-- Start Dataset rows --

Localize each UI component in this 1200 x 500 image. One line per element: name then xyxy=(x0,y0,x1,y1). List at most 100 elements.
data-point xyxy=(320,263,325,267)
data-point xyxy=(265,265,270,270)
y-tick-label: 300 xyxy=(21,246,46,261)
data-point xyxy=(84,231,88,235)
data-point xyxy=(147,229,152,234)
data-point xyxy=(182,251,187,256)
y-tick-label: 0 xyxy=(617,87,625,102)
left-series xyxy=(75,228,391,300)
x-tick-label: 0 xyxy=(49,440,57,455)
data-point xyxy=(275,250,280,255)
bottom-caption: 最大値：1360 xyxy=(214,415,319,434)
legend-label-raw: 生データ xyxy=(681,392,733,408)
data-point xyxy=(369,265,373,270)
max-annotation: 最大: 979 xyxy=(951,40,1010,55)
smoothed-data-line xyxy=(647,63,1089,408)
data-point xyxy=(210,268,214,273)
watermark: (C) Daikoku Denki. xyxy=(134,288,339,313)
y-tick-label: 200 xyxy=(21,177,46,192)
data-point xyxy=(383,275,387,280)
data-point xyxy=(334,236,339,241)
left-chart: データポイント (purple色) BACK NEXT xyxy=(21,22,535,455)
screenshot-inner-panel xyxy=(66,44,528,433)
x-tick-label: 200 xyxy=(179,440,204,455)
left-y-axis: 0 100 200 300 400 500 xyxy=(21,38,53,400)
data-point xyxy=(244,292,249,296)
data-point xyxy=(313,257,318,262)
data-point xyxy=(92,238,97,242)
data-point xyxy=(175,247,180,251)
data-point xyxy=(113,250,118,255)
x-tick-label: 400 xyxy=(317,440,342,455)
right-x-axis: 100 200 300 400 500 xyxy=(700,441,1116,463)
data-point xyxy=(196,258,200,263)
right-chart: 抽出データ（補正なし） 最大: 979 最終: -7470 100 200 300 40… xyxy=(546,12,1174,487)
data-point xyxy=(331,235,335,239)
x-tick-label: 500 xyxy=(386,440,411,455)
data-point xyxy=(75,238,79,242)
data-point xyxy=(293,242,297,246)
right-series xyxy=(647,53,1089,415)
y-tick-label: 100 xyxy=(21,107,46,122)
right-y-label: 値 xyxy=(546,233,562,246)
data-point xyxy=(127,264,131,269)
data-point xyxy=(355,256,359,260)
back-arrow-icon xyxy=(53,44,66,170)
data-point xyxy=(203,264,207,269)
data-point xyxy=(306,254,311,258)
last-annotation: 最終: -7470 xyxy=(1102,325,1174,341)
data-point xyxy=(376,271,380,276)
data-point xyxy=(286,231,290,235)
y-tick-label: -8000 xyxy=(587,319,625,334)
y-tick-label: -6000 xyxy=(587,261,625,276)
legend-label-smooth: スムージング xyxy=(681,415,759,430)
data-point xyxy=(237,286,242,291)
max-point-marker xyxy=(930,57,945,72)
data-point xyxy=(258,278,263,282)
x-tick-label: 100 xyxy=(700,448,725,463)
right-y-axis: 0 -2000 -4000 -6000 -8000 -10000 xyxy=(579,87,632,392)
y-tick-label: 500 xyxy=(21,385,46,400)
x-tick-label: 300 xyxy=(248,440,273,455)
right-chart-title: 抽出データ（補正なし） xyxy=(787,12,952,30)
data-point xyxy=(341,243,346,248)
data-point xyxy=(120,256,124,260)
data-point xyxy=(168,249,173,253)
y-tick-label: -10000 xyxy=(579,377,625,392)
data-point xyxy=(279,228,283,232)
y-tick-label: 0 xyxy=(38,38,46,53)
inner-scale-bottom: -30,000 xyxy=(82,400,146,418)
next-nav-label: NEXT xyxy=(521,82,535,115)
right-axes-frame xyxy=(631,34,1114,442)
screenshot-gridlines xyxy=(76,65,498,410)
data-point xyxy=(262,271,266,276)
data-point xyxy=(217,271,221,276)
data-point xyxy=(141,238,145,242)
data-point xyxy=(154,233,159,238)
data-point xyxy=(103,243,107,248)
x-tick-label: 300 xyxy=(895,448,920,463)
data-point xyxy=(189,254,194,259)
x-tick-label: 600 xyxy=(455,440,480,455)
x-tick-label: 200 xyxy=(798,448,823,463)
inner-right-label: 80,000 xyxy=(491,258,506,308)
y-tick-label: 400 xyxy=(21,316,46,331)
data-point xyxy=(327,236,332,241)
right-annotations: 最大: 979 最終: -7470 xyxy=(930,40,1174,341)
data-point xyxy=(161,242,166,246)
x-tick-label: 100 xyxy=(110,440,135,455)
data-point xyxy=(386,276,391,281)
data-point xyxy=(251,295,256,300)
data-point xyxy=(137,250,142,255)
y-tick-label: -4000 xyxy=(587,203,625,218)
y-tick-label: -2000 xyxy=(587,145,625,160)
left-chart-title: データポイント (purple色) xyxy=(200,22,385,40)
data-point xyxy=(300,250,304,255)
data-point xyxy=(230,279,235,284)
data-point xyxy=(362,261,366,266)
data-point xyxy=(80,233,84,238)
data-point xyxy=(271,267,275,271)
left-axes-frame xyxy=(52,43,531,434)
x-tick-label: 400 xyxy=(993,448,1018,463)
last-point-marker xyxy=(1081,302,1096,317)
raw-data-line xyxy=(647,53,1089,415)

-- End Dataset rows --

(What to work on): Please quote the lines from the start of the records through the line holding "left-series xyxy=(75,228,391,300)", inclusive, reproducing each one verbatim.

(Exercise answer):
Localize each UI component in this 1200 x 500 image. One line per element: name then xyxy=(x0,y0,x1,y1). List at most 100 elements.
data-point xyxy=(320,263,325,267)
data-point xyxy=(265,265,270,270)
y-tick-label: 300 xyxy=(21,246,46,261)
data-point xyxy=(84,231,88,235)
data-point xyxy=(147,229,152,234)
data-point xyxy=(182,251,187,256)
y-tick-label: 0 xyxy=(617,87,625,102)
left-series xyxy=(75,228,391,300)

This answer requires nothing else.